Written request. Write out each line word for word. Drop pictures.

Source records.

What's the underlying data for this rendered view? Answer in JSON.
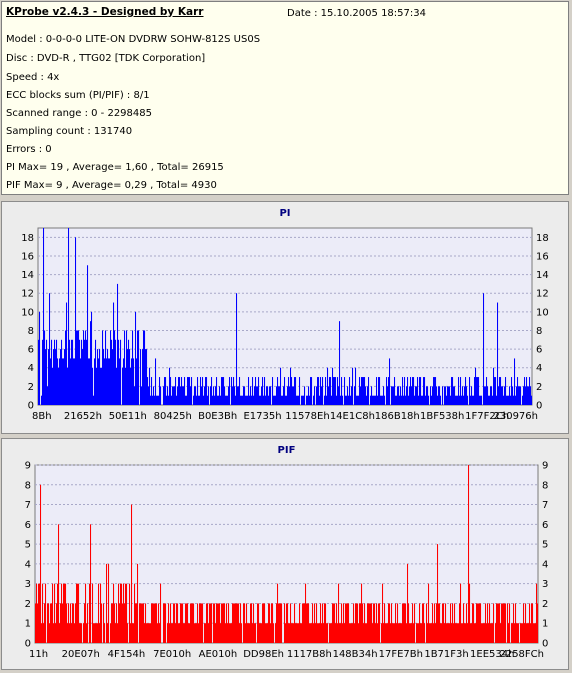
{
  "info": {
    "title": "KProbe v2.4.3 - Designed by Karr",
    "date": "Date : 15.10.2005 18:57:34",
    "lines": [
      "Model : 0-0-0-0 LITE-ON DVDRW SOHW-812S  US0S",
      "Disc : DVD-R , TTG02 [TDK Corporation]",
      "Speed : 4x",
      "ECC blocks sum (PI/PIF) : 8/1",
      "Scanned range : 0 - 2298485",
      "Sampling count : 131740",
      "Errors : 0",
      "PI Max= 19 , Average= 1,60 , Total= 26915",
      "PIF Max= 9 , Average= 0,29 , Total= 4930"
    ]
  },
  "chart_data": [
    {
      "type": "bar",
      "title": "PI",
      "color": "#0000ff",
      "ylim": [
        0,
        19
      ],
      "yticks": [
        0,
        2,
        4,
        6,
        8,
        10,
        12,
        14,
        16,
        18
      ],
      "xticks": [
        "8Bh",
        "21652h",
        "50E11h",
        "80425h",
        "B0E3Bh",
        "E1735h",
        "11578Eh",
        "14E1C8h",
        "186B18h",
        "1BF538h",
        "1F7F2Ch",
        "230976h"
      ],
      "segments": [
        {
          "range": [
            0,
            0.22
          ],
          "base": 6,
          "spread": 4,
          "peak": 19
        },
        {
          "range": [
            0.22,
            1.0
          ],
          "base": 2,
          "spread": 2,
          "peak": 12
        }
      ],
      "spikes": [
        {
          "x": 0.01,
          "value": 19
        },
        {
          "x": 0.06,
          "value": 19
        },
        {
          "x": 0.075,
          "value": 18
        },
        {
          "x": 0.1,
          "value": 15
        },
        {
          "x": 0.16,
          "value": 13
        },
        {
          "x": 0.4,
          "value": 12
        },
        {
          "x": 0.61,
          "value": 9
        },
        {
          "x": 0.9,
          "value": 12
        },
        {
          "x": 0.93,
          "value": 11
        }
      ]
    },
    {
      "type": "bar",
      "title": "PIF",
      "color": "#ff0000",
      "ylim": [
        0,
        9
      ],
      "yticks": [
        0,
        1,
        2,
        3,
        4,
        5,
        6,
        7,
        8,
        9
      ],
      "xticks": [
        "11h",
        "20E07h",
        "4F154h",
        "7E010h",
        "AE010h",
        "DD98Eh",
        "1117B8h",
        "148B34h",
        "17FE7Bh",
        "1B71F3h",
        "1EE534h",
        "2258FCh"
      ],
      "segments": [
        {
          "range": [
            0,
            0.205
          ],
          "base": 2,
          "spread": 2,
          "peak": 8
        },
        {
          "range": [
            0.205,
            1.0
          ],
          "base": 1,
          "spread": 1,
          "peak": 9
        }
      ],
      "spikes": [
        {
          "x": 0.01,
          "value": 8
        },
        {
          "x": 0.045,
          "value": 6
        },
        {
          "x": 0.11,
          "value": 6
        },
        {
          "x": 0.19,
          "value": 7
        },
        {
          "x": 0.86,
          "value": 9
        },
        {
          "x": 0.8,
          "value": 5
        },
        {
          "x": 0.74,
          "value": 4
        }
      ]
    }
  ]
}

Output below.
What's the underlying data for this rendered view? Answer in JSON.
{
  "info": {
    "title": "KProbe v2.4.3 - Designed by Karr",
    "date": "Date : 15.10.2005 18:57:34",
    "lines": [
      "Model : 0-0-0-0 LITE-ON DVDRW SOHW-812S  US0S",
      "Disc : DVD-R , TTG02 [TDK Corporation]",
      "Speed : 4x",
      "ECC blocks sum (PI/PIF) : 8/1",
      "Scanned range : 0 - 2298485",
      "Sampling count : 131740",
      "Errors : 0",
      "PI Max= 19 , Average= 1,60 , Total= 26915",
      "PIF Max= 9 , Average= 0,29 , Total= 4930"
    ]
  },
  "chart_data": [
    {
      "type": "bar",
      "title": "PI",
      "color": "#0000ff",
      "ylim": [
        0,
        19
      ],
      "yticks": [
        0,
        2,
        4,
        6,
        8,
        10,
        12,
        14,
        16,
        18
      ],
      "xticks": [
        "8Bh",
        "21652h",
        "50E11h",
        "80425h",
        "B0E3Bh",
        "E1735h",
        "11578Eh",
        "14E1C8h",
        "186B18h",
        "1BF538h",
        "1F7F2Ch",
        "230976h"
      ],
      "segments": [
        {
          "range": [
            0,
            0.22
          ],
          "base": 6,
          "spread": 4,
          "peak": 19
        },
        {
          "range": [
            0.22,
            1.0
          ],
          "base": 2,
          "spread": 2,
          "peak": 12
        }
      ],
      "spikes": [
        {
          "x": 0.01,
          "value": 19
        },
        {
          "x": 0.06,
          "value": 19
        },
        {
          "x": 0.075,
          "value": 18
        },
        {
          "x": 0.1,
          "value": 15
        },
        {
          "x": 0.16,
          "value": 13
        },
        {
          "x": 0.4,
          "value": 12
        },
        {
          "x": 0.61,
          "value": 9
        },
        {
          "x": 0.9,
          "value": 12
        },
        {
          "x": 0.93,
          "value": 11
        }
      ]
    },
    {
      "type": "bar",
      "title": "PIF",
      "color": "#ff0000",
      "ylim": [
        0,
        9
      ],
      "yticks": [
        0,
        1,
        2,
        3,
        4,
        5,
        6,
        7,
        8,
        9
      ],
      "xticks": [
        "11h",
        "20E07h",
        "4F154h",
        "7E010h",
        "AE010h",
        "DD98Eh",
        "1117B8h",
        "148B34h",
        "17FE7Bh",
        "1B71F3h",
        "1EE534h",
        "2258FCh"
      ],
      "segments": [
        {
          "range": [
            0,
            0.205
          ],
          "base": 2,
          "spread": 2,
          "peak": 8
        },
        {
          "range": [
            0.205,
            1.0
          ],
          "base": 1,
          "spread": 1,
          "peak": 9
        }
      ],
      "spikes": [
        {
          "x": 0.01,
          "value": 8
        },
        {
          "x": 0.045,
          "value": 6
        },
        {
          "x": 0.11,
          "value": 6
        },
        {
          "x": 0.19,
          "value": 7
        },
        {
          "x": 0.86,
          "value": 9
        },
        {
          "x": 0.8,
          "value": 5
        },
        {
          "x": 0.74,
          "value": 4
        }
      ]
    }
  ]
}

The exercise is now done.